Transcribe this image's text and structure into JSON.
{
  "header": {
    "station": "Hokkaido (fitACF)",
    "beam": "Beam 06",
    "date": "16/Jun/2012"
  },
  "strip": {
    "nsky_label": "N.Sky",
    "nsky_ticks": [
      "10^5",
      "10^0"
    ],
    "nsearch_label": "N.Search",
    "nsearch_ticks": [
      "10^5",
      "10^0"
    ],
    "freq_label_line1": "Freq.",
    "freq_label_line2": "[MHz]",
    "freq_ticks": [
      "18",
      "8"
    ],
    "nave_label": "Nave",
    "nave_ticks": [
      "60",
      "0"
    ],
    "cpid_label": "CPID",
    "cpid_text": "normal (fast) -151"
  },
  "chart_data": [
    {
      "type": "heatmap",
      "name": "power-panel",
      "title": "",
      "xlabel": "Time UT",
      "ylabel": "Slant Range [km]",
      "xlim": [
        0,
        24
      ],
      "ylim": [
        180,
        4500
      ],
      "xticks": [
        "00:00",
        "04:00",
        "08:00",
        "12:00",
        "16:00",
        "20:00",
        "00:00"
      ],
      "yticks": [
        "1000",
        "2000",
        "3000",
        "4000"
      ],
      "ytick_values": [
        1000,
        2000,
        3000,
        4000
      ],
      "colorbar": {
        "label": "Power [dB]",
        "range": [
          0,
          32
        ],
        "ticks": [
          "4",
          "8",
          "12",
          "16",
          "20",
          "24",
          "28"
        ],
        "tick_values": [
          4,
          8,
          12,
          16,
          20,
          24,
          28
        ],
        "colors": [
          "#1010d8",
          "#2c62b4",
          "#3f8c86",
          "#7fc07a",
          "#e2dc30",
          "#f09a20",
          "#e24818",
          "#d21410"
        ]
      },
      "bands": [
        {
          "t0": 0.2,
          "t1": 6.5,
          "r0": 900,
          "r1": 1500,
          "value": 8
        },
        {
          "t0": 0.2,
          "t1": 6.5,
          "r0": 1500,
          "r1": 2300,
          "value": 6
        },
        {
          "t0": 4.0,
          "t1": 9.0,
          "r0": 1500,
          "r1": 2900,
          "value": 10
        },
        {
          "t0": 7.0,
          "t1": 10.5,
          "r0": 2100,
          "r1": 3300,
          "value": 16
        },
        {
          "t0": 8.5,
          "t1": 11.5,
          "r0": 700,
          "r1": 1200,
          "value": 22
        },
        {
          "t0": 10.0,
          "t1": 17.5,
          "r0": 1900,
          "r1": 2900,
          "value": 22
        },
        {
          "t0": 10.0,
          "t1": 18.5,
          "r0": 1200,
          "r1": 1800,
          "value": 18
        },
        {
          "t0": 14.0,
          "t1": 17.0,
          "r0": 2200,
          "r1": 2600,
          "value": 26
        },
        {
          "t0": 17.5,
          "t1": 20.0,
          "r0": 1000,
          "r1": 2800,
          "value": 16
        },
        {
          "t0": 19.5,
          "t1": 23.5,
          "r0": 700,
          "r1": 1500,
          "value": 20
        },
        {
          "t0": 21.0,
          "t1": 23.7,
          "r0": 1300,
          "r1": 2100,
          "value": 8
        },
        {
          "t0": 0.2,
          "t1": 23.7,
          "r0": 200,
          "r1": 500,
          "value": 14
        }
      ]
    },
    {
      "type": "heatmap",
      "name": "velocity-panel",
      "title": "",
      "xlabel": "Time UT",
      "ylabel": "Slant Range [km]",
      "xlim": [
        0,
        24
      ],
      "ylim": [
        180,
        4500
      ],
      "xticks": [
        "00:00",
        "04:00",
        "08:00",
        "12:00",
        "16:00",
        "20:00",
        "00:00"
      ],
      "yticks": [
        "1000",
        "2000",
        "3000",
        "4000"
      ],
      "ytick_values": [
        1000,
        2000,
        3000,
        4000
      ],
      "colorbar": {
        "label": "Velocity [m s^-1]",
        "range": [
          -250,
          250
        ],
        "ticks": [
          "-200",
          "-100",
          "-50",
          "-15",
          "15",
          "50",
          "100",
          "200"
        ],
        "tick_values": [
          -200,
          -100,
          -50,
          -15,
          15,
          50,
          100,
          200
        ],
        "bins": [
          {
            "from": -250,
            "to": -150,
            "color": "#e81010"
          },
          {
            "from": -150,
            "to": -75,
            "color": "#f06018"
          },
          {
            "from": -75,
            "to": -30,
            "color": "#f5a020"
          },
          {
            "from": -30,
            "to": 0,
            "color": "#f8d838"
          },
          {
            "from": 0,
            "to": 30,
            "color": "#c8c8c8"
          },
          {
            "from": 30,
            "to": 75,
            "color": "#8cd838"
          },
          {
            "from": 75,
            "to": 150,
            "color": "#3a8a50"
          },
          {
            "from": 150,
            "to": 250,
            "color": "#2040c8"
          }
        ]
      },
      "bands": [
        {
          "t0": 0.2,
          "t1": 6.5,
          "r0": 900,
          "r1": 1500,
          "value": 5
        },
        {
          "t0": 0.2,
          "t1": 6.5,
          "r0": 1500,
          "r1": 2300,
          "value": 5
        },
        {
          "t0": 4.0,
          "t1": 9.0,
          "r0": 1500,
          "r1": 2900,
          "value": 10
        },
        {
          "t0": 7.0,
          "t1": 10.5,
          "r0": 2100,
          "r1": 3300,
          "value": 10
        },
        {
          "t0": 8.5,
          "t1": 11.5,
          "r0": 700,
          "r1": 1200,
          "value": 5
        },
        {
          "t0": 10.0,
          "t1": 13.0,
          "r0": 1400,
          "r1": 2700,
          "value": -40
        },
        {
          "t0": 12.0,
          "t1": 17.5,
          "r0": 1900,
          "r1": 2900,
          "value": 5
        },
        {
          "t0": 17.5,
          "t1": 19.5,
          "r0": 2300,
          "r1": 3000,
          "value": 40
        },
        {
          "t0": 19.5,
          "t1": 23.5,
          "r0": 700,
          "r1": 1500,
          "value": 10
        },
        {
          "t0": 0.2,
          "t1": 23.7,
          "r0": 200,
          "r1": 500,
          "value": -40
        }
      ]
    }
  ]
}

*-*-*

Above are some records. Print them all exactly.

Transcribe this image's text and structure into JSON.
{
  "header": {
    "station": "Hokkaido (fitACF)",
    "beam": "Beam 06",
    "date": "16/Jun/2012"
  },
  "strip": {
    "nsky_label": "N.Sky",
    "nsky_ticks": [
      "10^5",
      "10^0"
    ],
    "nsearch_label": "N.Search",
    "nsearch_ticks": [
      "10^5",
      "10^0"
    ],
    "freq_label_line1": "Freq.",
    "freq_label_line2": "[MHz]",
    "freq_ticks": [
      "18",
      "8"
    ],
    "nave_label": "Nave",
    "nave_ticks": [
      "60",
      "0"
    ],
    "cpid_label": "CPID",
    "cpid_text": "normal (fast) -151"
  },
  "chart_data": [
    {
      "type": "heatmap",
      "name": "power-panel",
      "title": "",
      "xlabel": "Time UT",
      "ylabel": "Slant Range [km]",
      "xlim": [
        0,
        24
      ],
      "ylim": [
        180,
        4500
      ],
      "xticks": [
        "00:00",
        "04:00",
        "08:00",
        "12:00",
        "16:00",
        "20:00",
        "00:00"
      ],
      "yticks": [
        "1000",
        "2000",
        "3000",
        "4000"
      ],
      "ytick_values": [
        1000,
        2000,
        3000,
        4000
      ],
      "colorbar": {
        "label": "Power [dB]",
        "range": [
          0,
          32
        ],
        "ticks": [
          "4",
          "8",
          "12",
          "16",
          "20",
          "24",
          "28"
        ],
        "tick_values": [
          4,
          8,
          12,
          16,
          20,
          24,
          28
        ],
        "colors": [
          "#1010d8",
          "#2c62b4",
          "#3f8c86",
          "#7fc07a",
          "#e2dc30",
          "#f09a20",
          "#e24818",
          "#d21410"
        ]
      },
      "bands": [
        {
          "t0": 0.2,
          "t1": 6.5,
          "r0": 900,
          "r1": 1500,
          "value": 8
        },
        {
          "t0": 0.2,
          "t1": 6.5,
          "r0": 1500,
          "r1": 2300,
          "value": 6
        },
        {
          "t0": 4.0,
          "t1": 9.0,
          "r0": 1500,
          "r1": 2900,
          "value": 10
        },
        {
          "t0": 7.0,
          "t1": 10.5,
          "r0": 2100,
          "r1": 3300,
          "value": 16
        },
        {
          "t0": 8.5,
          "t1": 11.5,
          "r0": 700,
          "r1": 1200,
          "value": 22
        },
        {
          "t0": 10.0,
          "t1": 17.5,
          "r0": 1900,
          "r1": 2900,
          "value": 22
        },
        {
          "t0": 10.0,
          "t1": 18.5,
          "r0": 1200,
          "r1": 1800,
          "value": 18
        },
        {
          "t0": 14.0,
          "t1": 17.0,
          "r0": 2200,
          "r1": 2600,
          "value": 26
        },
        {
          "t0": 17.5,
          "t1": 20.0,
          "r0": 1000,
          "r1": 2800,
          "value": 16
        },
        {
          "t0": 19.5,
          "t1": 23.5,
          "r0": 700,
          "r1": 1500,
          "value": 20
        },
        {
          "t0": 21.0,
          "t1": 23.7,
          "r0": 1300,
          "r1": 2100,
          "value": 8
        },
        {
          "t0": 0.2,
          "t1": 23.7,
          "r0": 200,
          "r1": 500,
          "value": 14
        }
      ]
    },
    {
      "type": "heatmap",
      "name": "velocity-panel",
      "title": "",
      "xlabel": "Time UT",
      "ylabel": "Slant Range [km]",
      "xlim": [
        0,
        24
      ],
      "ylim": [
        180,
        4500
      ],
      "xticks": [
        "00:00",
        "04:00",
        "08:00",
        "12:00",
        "16:00",
        "20:00",
        "00:00"
      ],
      "yticks": [
        "1000",
        "2000",
        "3000",
        "4000"
      ],
      "ytick_values": [
        1000,
        2000,
        3000,
        4000
      ],
      "colorbar": {
        "label": "Velocity [m s^-1]",
        "range": [
          -250,
          250
        ],
        "ticks": [
          "-200",
          "-100",
          "-50",
          "-15",
          "15",
          "50",
          "100",
          "200"
        ],
        "tick_values": [
          -200,
          -100,
          -50,
          -15,
          15,
          50,
          100,
          200
        ],
        "bins": [
          {
            "from": -250,
            "to": -150,
            "color": "#e81010"
          },
          {
            "from": -150,
            "to": -75,
            "color": "#f06018"
          },
          {
            "from": -75,
            "to": -30,
            "color": "#f5a020"
          },
          {
            "from": -30,
            "to": 0,
            "color": "#f8d838"
          },
          {
            "from": 0,
            "to": 30,
            "color": "#c8c8c8"
          },
          {
            "from": 30,
            "to": 75,
            "color": "#8cd838"
          },
          {
            "from": 75,
            "to": 150,
            "color": "#3a8a50"
          },
          {
            "from": 150,
            "to": 250,
            "color": "#2040c8"
          }
        ]
      },
      "bands": [
        {
          "t0": 0.2,
          "t1": 6.5,
          "r0": 900,
          "r1": 1500,
          "value": 5
        },
        {
          "t0": 0.2,
          "t1": 6.5,
          "r0": 1500,
          "r1": 2300,
          "value": 5
        },
        {
          "t0": 4.0,
          "t1": 9.0,
          "r0": 1500,
          "r1": 2900,
          "value": 10
        },
        {
          "t0": 7.0,
          "t1": 10.5,
          "r0": 2100,
          "r1": 3300,
          "value": 10
        },
        {
          "t0": 8.5,
          "t1": 11.5,
          "r0": 700,
          "r1": 1200,
          "value": 5
        },
        {
          "t0": 10.0,
          "t1": 13.0,
          "r0": 1400,
          "r1": 2700,
          "value": -40
        },
        {
          "t0": 12.0,
          "t1": 17.5,
          "r0": 1900,
          "r1": 2900,
          "value": 5
        },
        {
          "t0": 17.5,
          "t1": 19.5,
          "r0": 2300,
          "r1": 3000,
          "value": 40
        },
        {
          "t0": 19.5,
          "t1": 23.5,
          "r0": 700,
          "r1": 1500,
          "value": 10
        },
        {
          "t0": 0.2,
          "t1": 23.7,
          "r0": 200,
          "r1": 500,
          "value": -40
        }
      ]
    }
  ]
}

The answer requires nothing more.